[Records from a data collection]
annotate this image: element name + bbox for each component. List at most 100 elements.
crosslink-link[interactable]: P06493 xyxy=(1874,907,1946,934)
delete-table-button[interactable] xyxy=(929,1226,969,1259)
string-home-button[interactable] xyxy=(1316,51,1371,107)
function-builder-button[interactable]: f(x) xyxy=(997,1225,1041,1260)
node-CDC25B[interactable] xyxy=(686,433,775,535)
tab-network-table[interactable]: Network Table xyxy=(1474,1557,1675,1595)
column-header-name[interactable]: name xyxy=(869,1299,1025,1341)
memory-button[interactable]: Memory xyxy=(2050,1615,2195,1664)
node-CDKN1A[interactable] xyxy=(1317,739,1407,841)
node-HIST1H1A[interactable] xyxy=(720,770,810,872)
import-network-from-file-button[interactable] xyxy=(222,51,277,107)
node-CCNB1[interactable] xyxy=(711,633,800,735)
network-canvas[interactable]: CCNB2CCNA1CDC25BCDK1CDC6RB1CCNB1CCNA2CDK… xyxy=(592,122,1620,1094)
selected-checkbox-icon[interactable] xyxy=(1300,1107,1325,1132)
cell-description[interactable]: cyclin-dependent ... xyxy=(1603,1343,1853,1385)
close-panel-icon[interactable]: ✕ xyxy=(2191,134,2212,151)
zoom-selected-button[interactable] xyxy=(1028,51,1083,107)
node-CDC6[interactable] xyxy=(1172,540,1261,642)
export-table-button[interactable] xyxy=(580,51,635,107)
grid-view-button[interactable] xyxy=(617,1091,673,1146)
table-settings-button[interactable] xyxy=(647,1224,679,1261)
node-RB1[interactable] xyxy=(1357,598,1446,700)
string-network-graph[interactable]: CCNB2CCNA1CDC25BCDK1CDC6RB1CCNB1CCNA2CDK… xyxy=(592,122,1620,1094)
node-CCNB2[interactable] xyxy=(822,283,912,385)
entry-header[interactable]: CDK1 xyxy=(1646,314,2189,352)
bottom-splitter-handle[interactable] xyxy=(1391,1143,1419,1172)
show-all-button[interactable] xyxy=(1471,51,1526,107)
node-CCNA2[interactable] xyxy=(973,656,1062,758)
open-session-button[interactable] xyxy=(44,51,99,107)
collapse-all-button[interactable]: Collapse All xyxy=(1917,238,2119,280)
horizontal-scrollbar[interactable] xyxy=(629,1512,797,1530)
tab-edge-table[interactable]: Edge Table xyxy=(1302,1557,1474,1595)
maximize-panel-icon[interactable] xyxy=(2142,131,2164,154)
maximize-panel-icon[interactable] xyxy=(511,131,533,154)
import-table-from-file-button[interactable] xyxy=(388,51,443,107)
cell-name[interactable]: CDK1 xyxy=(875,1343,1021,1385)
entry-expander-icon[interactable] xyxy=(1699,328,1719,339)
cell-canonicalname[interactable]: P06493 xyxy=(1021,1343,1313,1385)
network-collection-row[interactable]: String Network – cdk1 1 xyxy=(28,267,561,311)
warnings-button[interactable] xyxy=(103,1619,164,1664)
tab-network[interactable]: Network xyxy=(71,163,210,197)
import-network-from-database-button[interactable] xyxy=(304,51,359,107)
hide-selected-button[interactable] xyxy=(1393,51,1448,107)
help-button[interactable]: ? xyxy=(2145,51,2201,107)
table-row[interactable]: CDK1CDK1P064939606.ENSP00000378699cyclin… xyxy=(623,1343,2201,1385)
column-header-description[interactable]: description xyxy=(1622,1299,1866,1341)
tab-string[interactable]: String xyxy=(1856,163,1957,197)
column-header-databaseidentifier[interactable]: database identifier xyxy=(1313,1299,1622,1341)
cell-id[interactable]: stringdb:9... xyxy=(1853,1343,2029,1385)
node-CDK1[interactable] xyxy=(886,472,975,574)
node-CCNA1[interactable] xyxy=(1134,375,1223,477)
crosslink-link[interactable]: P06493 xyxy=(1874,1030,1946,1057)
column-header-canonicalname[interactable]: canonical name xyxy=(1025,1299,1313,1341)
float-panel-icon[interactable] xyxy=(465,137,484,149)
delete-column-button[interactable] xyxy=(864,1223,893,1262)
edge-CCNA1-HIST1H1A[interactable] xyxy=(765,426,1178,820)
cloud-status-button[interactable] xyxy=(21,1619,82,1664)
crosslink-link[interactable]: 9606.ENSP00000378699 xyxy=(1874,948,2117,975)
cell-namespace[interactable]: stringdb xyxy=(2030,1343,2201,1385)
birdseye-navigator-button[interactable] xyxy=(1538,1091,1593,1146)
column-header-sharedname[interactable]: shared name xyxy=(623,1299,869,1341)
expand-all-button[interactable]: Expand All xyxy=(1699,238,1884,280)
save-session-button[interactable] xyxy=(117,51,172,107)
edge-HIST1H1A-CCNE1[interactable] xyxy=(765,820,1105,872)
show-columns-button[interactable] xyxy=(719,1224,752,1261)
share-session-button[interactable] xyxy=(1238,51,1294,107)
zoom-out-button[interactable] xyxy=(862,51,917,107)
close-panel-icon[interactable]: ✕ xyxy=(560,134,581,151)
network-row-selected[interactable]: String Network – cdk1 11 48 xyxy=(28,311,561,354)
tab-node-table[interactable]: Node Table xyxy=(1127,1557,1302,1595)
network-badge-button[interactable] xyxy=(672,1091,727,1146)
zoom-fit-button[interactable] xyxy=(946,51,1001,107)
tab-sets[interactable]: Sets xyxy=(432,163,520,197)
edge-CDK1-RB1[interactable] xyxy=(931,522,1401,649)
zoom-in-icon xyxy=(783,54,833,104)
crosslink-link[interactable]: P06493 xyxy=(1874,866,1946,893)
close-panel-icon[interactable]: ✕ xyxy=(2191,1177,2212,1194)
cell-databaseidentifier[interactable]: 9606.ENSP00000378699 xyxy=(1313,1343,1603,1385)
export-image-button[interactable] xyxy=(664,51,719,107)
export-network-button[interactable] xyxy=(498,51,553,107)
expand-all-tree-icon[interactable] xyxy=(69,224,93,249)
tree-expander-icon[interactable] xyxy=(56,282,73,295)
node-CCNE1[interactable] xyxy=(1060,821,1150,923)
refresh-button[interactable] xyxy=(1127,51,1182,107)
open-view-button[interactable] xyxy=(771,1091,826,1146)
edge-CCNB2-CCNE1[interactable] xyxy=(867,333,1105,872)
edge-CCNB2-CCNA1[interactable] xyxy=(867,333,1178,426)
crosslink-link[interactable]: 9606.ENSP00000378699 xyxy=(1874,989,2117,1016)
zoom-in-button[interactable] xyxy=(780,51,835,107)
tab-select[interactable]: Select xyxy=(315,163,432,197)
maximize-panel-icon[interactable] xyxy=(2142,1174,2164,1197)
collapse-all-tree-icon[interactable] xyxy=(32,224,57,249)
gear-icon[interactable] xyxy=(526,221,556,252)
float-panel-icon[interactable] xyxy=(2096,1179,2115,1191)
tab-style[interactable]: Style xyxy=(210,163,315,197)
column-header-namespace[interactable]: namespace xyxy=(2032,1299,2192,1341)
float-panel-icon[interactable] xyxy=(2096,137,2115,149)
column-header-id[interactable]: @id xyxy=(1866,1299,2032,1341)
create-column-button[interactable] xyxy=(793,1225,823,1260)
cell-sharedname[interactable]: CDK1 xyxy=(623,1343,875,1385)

▶ **WHAT YOU NEED TO DO**:
Reproduce every one of the entries above verbatim, keeping each line unchanged and in its original order.

▶ **OUTPUT OF THE EXERCISE**:
annotate this image: element name + bbox for each component. List at most 100 elements.
crosslink-link[interactable]: P06493 xyxy=(1874,907,1946,934)
delete-table-button[interactable] xyxy=(929,1226,969,1259)
string-home-button[interactable] xyxy=(1316,51,1371,107)
function-builder-button[interactable]: f(x) xyxy=(997,1225,1041,1260)
node-CDC25B[interactable] xyxy=(686,433,775,535)
tab-network-table[interactable]: Network Table xyxy=(1474,1557,1675,1595)
column-header-name[interactable]: name xyxy=(869,1299,1025,1341)
memory-button[interactable]: Memory xyxy=(2050,1615,2195,1664)
node-CDKN1A[interactable] xyxy=(1317,739,1407,841)
node-HIST1H1A[interactable] xyxy=(720,770,810,872)
import-network-from-file-button[interactable] xyxy=(222,51,277,107)
node-CCNB1[interactable] xyxy=(711,633,800,735)
network-canvas[interactable]: CCNB2CCNA1CDC25BCDK1CDC6RB1CCNB1CCNA2CDK… xyxy=(592,122,1620,1094)
selected-checkbox-icon[interactable] xyxy=(1300,1107,1325,1132)
cell-description[interactable]: cyclin-dependent ... xyxy=(1603,1343,1853,1385)
close-panel-icon[interactable]: ✕ xyxy=(2191,134,2212,151)
zoom-selected-button[interactable] xyxy=(1028,51,1083,107)
node-CDC6[interactable] xyxy=(1172,540,1261,642)
export-table-button[interactable] xyxy=(580,51,635,107)
grid-view-button[interactable] xyxy=(617,1091,673,1146)
table-settings-button[interactable] xyxy=(647,1224,679,1261)
node-RB1[interactable] xyxy=(1357,598,1446,700)
string-network-graph[interactable]: CCNB2CCNA1CDC25BCDK1CDC6RB1CCNB1CCNA2CDK… xyxy=(592,122,1620,1094)
node-CCNB2[interactable] xyxy=(822,283,912,385)
entry-header[interactable]: CDK1 xyxy=(1646,314,2189,352)
bottom-splitter-handle[interactable] xyxy=(1391,1143,1419,1172)
show-all-button[interactable] xyxy=(1471,51,1526,107)
node-CCNA2[interactable] xyxy=(973,656,1062,758)
open-session-button[interactable] xyxy=(44,51,99,107)
collapse-all-button[interactable]: Collapse All xyxy=(1917,238,2119,280)
horizontal-scrollbar[interactable] xyxy=(629,1512,797,1530)
tab-edge-table[interactable]: Edge Table xyxy=(1302,1557,1474,1595)
maximize-panel-icon[interactable] xyxy=(2142,131,2164,154)
maximize-panel-icon[interactable] xyxy=(511,131,533,154)
import-table-from-file-button[interactable] xyxy=(388,51,443,107)
cell-name[interactable]: CDK1 xyxy=(875,1343,1021,1385)
entry-expander-icon[interactable] xyxy=(1699,328,1719,339)
cell-canonicalname[interactable]: P06493 xyxy=(1021,1343,1313,1385)
network-collection-row[interactable]: String Network – cdk1 1 xyxy=(28,267,561,311)
warnings-button[interactable] xyxy=(103,1619,164,1664)
tab-network[interactable]: Network xyxy=(71,163,210,197)
import-network-from-database-button[interactable] xyxy=(304,51,359,107)
hide-selected-button[interactable] xyxy=(1393,51,1448,107)
help-button[interactable]: ? xyxy=(2145,51,2201,107)
table-row[interactable]: CDK1CDK1P064939606.ENSP00000378699cyclin… xyxy=(623,1343,2201,1385)
column-header-description[interactable]: description xyxy=(1622,1299,1866,1341)
tab-string[interactable]: String xyxy=(1856,163,1957,197)
column-header-databaseidentifier[interactable]: database identifier xyxy=(1313,1299,1622,1341)
cell-id[interactable]: stringdb:9... xyxy=(1853,1343,2029,1385)
node-CDK1[interactable] xyxy=(886,472,975,574)
node-CCNA1[interactable] xyxy=(1134,375,1223,477)
crosslink-link[interactable]: P06493 xyxy=(1874,1030,1946,1057)
column-header-canonicalname[interactable]: canonical name xyxy=(1025,1299,1313,1341)
float-panel-icon[interactable] xyxy=(465,137,484,149)
delete-column-button[interactable] xyxy=(864,1223,893,1262)
edge-CCNA1-HIST1H1A[interactable] xyxy=(765,426,1178,820)
cloud-status-button[interactable] xyxy=(21,1619,82,1664)
crosslink-link[interactable]: 9606.ENSP00000378699 xyxy=(1874,948,2117,975)
cell-namespace[interactable]: stringdb xyxy=(2030,1343,2201,1385)
birdseye-navigator-button[interactable] xyxy=(1538,1091,1593,1146)
column-header-sharedname[interactable]: shared name xyxy=(623,1299,869,1341)
expand-all-button[interactable]: Expand All xyxy=(1699,238,1884,280)
save-session-button[interactable] xyxy=(117,51,172,107)
edge-HIST1H1A-CCNE1[interactable] xyxy=(765,820,1105,872)
show-columns-button[interactable] xyxy=(719,1224,752,1261)
share-session-button[interactable] xyxy=(1238,51,1294,107)
zoom-out-button[interactable] xyxy=(862,51,917,107)
close-panel-icon[interactable]: ✕ xyxy=(560,134,581,151)
network-row-selected[interactable]: String Network – cdk1 11 48 xyxy=(28,311,561,354)
tab-node-table[interactable]: Node Table xyxy=(1127,1557,1302,1595)
network-badge-button[interactable] xyxy=(672,1091,727,1146)
zoom-fit-button[interactable] xyxy=(946,51,1001,107)
tab-sets[interactable]: Sets xyxy=(432,163,520,197)
edge-CDK1-RB1[interactable] xyxy=(931,522,1401,649)
zoom-in-icon xyxy=(783,54,833,104)
crosslink-link[interactable]: P06493 xyxy=(1874,866,1946,893)
close-panel-icon[interactable]: ✕ xyxy=(2191,1177,2212,1194)
cell-databaseidentifier[interactable]: 9606.ENSP00000378699 xyxy=(1313,1343,1603,1385)
export-image-button[interactable] xyxy=(664,51,719,107)
export-network-button[interactable] xyxy=(498,51,553,107)
expand-all-tree-icon[interactable] xyxy=(69,224,93,249)
tree-expander-icon[interactable] xyxy=(56,282,73,295)
node-CCNE1[interactable] xyxy=(1060,821,1150,923)
refresh-button[interactable] xyxy=(1127,51,1182,107)
open-view-button[interactable] xyxy=(771,1091,826,1146)
edge-CCNB2-CCNE1[interactable] xyxy=(867,333,1105,872)
edge-CCNB2-CCNA1[interactable] xyxy=(867,333,1178,426)
crosslink-link[interactable]: 9606.ENSP00000378699 xyxy=(1874,989,2117,1016)
zoom-in-button[interactable] xyxy=(780,51,835,107)
tab-select[interactable]: Select xyxy=(315,163,432,197)
maximize-panel-icon[interactable] xyxy=(2142,1174,2164,1197)
collapse-all-tree-icon[interactable] xyxy=(32,224,57,249)
gear-icon[interactable] xyxy=(526,221,556,252)
float-panel-icon[interactable] xyxy=(2096,1179,2115,1191)
tab-style[interactable]: Style xyxy=(210,163,315,197)
column-header-namespace[interactable]: namespace xyxy=(2032,1299,2192,1341)
float-panel-icon[interactable] xyxy=(2096,137,2115,149)
column-header-id[interactable]: @id xyxy=(1866,1299,2032,1341)
create-column-button[interactable] xyxy=(793,1225,823,1260)
cell-sharedname[interactable]: CDK1 xyxy=(623,1343,875,1385)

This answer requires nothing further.